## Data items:
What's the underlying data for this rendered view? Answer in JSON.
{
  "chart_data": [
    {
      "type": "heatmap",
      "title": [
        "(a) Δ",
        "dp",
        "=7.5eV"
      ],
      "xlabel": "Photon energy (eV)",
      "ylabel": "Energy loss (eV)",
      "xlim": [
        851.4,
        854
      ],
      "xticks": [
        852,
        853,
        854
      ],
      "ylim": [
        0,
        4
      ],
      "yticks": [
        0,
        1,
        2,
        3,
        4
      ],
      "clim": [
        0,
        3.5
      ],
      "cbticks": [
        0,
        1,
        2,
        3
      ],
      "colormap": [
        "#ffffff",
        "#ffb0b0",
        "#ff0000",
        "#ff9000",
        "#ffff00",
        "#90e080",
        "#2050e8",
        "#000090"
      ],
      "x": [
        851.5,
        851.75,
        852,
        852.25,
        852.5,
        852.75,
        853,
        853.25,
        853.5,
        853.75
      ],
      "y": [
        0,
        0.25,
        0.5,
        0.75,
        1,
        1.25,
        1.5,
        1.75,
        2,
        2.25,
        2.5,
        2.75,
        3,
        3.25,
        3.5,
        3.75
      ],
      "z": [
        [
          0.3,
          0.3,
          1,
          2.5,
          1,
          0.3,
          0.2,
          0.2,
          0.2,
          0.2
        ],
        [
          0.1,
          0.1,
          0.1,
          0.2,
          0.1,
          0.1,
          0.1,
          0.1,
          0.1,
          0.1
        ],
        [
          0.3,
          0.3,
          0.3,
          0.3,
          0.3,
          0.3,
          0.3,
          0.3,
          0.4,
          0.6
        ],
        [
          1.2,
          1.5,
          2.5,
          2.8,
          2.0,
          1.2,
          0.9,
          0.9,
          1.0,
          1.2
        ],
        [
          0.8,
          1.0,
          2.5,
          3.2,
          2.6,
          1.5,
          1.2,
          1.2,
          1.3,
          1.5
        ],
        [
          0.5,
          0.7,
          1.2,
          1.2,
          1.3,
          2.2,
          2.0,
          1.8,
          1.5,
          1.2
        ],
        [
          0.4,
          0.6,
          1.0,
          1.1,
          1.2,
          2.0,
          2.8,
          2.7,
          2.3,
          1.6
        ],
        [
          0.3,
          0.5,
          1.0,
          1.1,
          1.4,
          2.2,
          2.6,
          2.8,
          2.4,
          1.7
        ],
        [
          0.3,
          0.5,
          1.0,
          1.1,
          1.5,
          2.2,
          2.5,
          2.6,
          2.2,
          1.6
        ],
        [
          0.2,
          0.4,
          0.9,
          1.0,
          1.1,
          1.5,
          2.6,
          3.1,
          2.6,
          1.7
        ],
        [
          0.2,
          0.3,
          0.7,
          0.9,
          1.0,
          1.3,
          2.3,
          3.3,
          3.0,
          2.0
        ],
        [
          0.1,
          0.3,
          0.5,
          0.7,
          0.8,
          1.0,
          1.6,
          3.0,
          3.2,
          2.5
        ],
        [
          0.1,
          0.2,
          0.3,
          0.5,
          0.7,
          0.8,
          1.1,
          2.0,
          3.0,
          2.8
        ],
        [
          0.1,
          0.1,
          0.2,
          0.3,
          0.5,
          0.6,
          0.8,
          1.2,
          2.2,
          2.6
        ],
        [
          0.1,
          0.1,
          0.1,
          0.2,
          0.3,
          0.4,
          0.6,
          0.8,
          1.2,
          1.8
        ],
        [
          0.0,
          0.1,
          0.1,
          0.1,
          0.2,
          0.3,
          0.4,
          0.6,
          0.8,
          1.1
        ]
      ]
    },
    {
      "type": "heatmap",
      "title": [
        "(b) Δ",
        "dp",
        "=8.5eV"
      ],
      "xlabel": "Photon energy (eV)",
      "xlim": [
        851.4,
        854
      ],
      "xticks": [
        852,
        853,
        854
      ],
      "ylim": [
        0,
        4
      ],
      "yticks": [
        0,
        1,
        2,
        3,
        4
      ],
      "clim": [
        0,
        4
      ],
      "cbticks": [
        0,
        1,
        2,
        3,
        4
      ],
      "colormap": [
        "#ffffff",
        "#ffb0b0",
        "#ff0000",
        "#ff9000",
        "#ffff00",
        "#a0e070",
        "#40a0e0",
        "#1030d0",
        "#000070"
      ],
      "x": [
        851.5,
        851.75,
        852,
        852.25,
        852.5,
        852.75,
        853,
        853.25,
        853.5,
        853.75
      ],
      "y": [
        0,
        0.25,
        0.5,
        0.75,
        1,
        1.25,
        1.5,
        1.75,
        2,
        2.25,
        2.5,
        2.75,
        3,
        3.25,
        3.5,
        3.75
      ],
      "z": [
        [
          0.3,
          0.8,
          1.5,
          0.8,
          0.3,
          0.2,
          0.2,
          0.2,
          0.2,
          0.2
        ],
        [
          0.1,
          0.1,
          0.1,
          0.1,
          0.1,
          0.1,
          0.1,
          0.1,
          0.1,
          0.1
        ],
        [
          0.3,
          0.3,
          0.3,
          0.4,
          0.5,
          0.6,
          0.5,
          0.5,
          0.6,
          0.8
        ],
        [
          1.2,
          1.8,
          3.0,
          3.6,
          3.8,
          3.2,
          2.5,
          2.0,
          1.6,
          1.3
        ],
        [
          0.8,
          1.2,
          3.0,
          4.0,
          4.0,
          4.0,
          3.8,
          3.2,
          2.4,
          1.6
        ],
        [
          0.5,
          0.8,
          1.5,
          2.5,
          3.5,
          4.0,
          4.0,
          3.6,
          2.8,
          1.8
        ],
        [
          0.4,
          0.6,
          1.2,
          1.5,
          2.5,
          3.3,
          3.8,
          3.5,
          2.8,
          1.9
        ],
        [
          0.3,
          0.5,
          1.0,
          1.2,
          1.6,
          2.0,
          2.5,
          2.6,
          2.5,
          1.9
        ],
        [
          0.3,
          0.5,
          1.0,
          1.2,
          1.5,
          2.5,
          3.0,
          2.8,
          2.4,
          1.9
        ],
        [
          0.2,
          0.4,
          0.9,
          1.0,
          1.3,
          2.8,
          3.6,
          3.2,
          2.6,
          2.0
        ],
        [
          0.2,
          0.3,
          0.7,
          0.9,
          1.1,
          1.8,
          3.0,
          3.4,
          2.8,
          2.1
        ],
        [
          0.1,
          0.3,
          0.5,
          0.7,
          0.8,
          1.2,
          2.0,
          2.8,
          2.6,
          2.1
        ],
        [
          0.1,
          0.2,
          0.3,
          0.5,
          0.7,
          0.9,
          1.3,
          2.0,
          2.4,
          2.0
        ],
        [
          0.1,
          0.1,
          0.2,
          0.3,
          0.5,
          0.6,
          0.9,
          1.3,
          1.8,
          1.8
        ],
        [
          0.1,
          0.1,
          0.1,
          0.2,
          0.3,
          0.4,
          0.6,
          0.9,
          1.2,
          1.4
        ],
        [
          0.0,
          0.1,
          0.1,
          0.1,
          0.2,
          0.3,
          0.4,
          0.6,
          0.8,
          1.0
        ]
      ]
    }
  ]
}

## Given task:
Generate an exact reproduction of all entries.

## Full output:
What's the underlying data for this rendered view? Answer in JSON.
{
  "chart_data": [
    {
      "type": "heatmap",
      "title": [
        "(a) Δ",
        "dp",
        "=7.5eV"
      ],
      "xlabel": "Photon energy (eV)",
      "ylabel": "Energy loss (eV)",
      "xlim": [
        851.4,
        854
      ],
      "xticks": [
        852,
        853,
        854
      ],
      "ylim": [
        0,
        4
      ],
      "yticks": [
        0,
        1,
        2,
        3,
        4
      ],
      "clim": [
        0,
        3.5
      ],
      "cbticks": [
        0,
        1,
        2,
        3
      ],
      "colormap": [
        "#ffffff",
        "#ffb0b0",
        "#ff0000",
        "#ff9000",
        "#ffff00",
        "#90e080",
        "#2050e8",
        "#000090"
      ],
      "x": [
        851.5,
        851.75,
        852,
        852.25,
        852.5,
        852.75,
        853,
        853.25,
        853.5,
        853.75
      ],
      "y": [
        0,
        0.25,
        0.5,
        0.75,
        1,
        1.25,
        1.5,
        1.75,
        2,
        2.25,
        2.5,
        2.75,
        3,
        3.25,
        3.5,
        3.75
      ],
      "z": [
        [
          0.3,
          0.3,
          1,
          2.5,
          1,
          0.3,
          0.2,
          0.2,
          0.2,
          0.2
        ],
        [
          0.1,
          0.1,
          0.1,
          0.2,
          0.1,
          0.1,
          0.1,
          0.1,
          0.1,
          0.1
        ],
        [
          0.3,
          0.3,
          0.3,
          0.3,
          0.3,
          0.3,
          0.3,
          0.3,
          0.4,
          0.6
        ],
        [
          1.2,
          1.5,
          2.5,
          2.8,
          2.0,
          1.2,
          0.9,
          0.9,
          1.0,
          1.2
        ],
        [
          0.8,
          1.0,
          2.5,
          3.2,
          2.6,
          1.5,
          1.2,
          1.2,
          1.3,
          1.5
        ],
        [
          0.5,
          0.7,
          1.2,
          1.2,
          1.3,
          2.2,
          2.0,
          1.8,
          1.5,
          1.2
        ],
        [
          0.4,
          0.6,
          1.0,
          1.1,
          1.2,
          2.0,
          2.8,
          2.7,
          2.3,
          1.6
        ],
        [
          0.3,
          0.5,
          1.0,
          1.1,
          1.4,
          2.2,
          2.6,
          2.8,
          2.4,
          1.7
        ],
        [
          0.3,
          0.5,
          1.0,
          1.1,
          1.5,
          2.2,
          2.5,
          2.6,
          2.2,
          1.6
        ],
        [
          0.2,
          0.4,
          0.9,
          1.0,
          1.1,
          1.5,
          2.6,
          3.1,
          2.6,
          1.7
        ],
        [
          0.2,
          0.3,
          0.7,
          0.9,
          1.0,
          1.3,
          2.3,
          3.3,
          3.0,
          2.0
        ],
        [
          0.1,
          0.3,
          0.5,
          0.7,
          0.8,
          1.0,
          1.6,
          3.0,
          3.2,
          2.5
        ],
        [
          0.1,
          0.2,
          0.3,
          0.5,
          0.7,
          0.8,
          1.1,
          2.0,
          3.0,
          2.8
        ],
        [
          0.1,
          0.1,
          0.2,
          0.3,
          0.5,
          0.6,
          0.8,
          1.2,
          2.2,
          2.6
        ],
        [
          0.1,
          0.1,
          0.1,
          0.2,
          0.3,
          0.4,
          0.6,
          0.8,
          1.2,
          1.8
        ],
        [
          0.0,
          0.1,
          0.1,
          0.1,
          0.2,
          0.3,
          0.4,
          0.6,
          0.8,
          1.1
        ]
      ]
    },
    {
      "type": "heatmap",
      "title": [
        "(b) Δ",
        "dp",
        "=8.5eV"
      ],
      "xlabel": "Photon energy (eV)",
      "xlim": [
        851.4,
        854
      ],
      "xticks": [
        852,
        853,
        854
      ],
      "ylim": [
        0,
        4
      ],
      "yticks": [
        0,
        1,
        2,
        3,
        4
      ],
      "clim": [
        0,
        4
      ],
      "cbticks": [
        0,
        1,
        2,
        3,
        4
      ],
      "colormap": [
        "#ffffff",
        "#ffb0b0",
        "#ff0000",
        "#ff9000",
        "#ffff00",
        "#a0e070",
        "#40a0e0",
        "#1030d0",
        "#000070"
      ],
      "x": [
        851.5,
        851.75,
        852,
        852.25,
        852.5,
        852.75,
        853,
        853.25,
        853.5,
        853.75
      ],
      "y": [
        0,
        0.25,
        0.5,
        0.75,
        1,
        1.25,
        1.5,
        1.75,
        2,
        2.25,
        2.5,
        2.75,
        3,
        3.25,
        3.5,
        3.75
      ],
      "z": [
        [
          0.3,
          0.8,
          1.5,
          0.8,
          0.3,
          0.2,
          0.2,
          0.2,
          0.2,
          0.2
        ],
        [
          0.1,
          0.1,
          0.1,
          0.1,
          0.1,
          0.1,
          0.1,
          0.1,
          0.1,
          0.1
        ],
        [
          0.3,
          0.3,
          0.3,
          0.4,
          0.5,
          0.6,
          0.5,
          0.5,
          0.6,
          0.8
        ],
        [
          1.2,
          1.8,
          3.0,
          3.6,
          3.8,
          3.2,
          2.5,
          2.0,
          1.6,
          1.3
        ],
        [
          0.8,
          1.2,
          3.0,
          4.0,
          4.0,
          4.0,
          3.8,
          3.2,
          2.4,
          1.6
        ],
        [
          0.5,
          0.8,
          1.5,
          2.5,
          3.5,
          4.0,
          4.0,
          3.6,
          2.8,
          1.8
        ],
        [
          0.4,
          0.6,
          1.2,
          1.5,
          2.5,
          3.3,
          3.8,
          3.5,
          2.8,
          1.9
        ],
        [
          0.3,
          0.5,
          1.0,
          1.2,
          1.6,
          2.0,
          2.5,
          2.6,
          2.5,
          1.9
        ],
        [
          0.3,
          0.5,
          1.0,
          1.2,
          1.5,
          2.5,
          3.0,
          2.8,
          2.4,
          1.9
        ],
        [
          0.2,
          0.4,
          0.9,
          1.0,
          1.3,
          2.8,
          3.6,
          3.2,
          2.6,
          2.0
        ],
        [
          0.2,
          0.3,
          0.7,
          0.9,
          1.1,
          1.8,
          3.0,
          3.4,
          2.8,
          2.1
        ],
        [
          0.1,
          0.3,
          0.5,
          0.7,
          0.8,
          1.2,
          2.0,
          2.8,
          2.6,
          2.1
        ],
        [
          0.1,
          0.2,
          0.3,
          0.5,
          0.7,
          0.9,
          1.3,
          2.0,
          2.4,
          2.0
        ],
        [
          0.1,
          0.1,
          0.2,
          0.3,
          0.5,
          0.6,
          0.9,
          1.3,
          1.8,
          1.8
        ],
        [
          0.1,
          0.1,
          0.1,
          0.2,
          0.3,
          0.4,
          0.6,
          0.9,
          1.2,
          1.4
        ],
        [
          0.0,
          0.1,
          0.1,
          0.1,
          0.2,
          0.3,
          0.4,
          0.6,
          0.8,
          1.0
        ]
      ]
    }
  ]
}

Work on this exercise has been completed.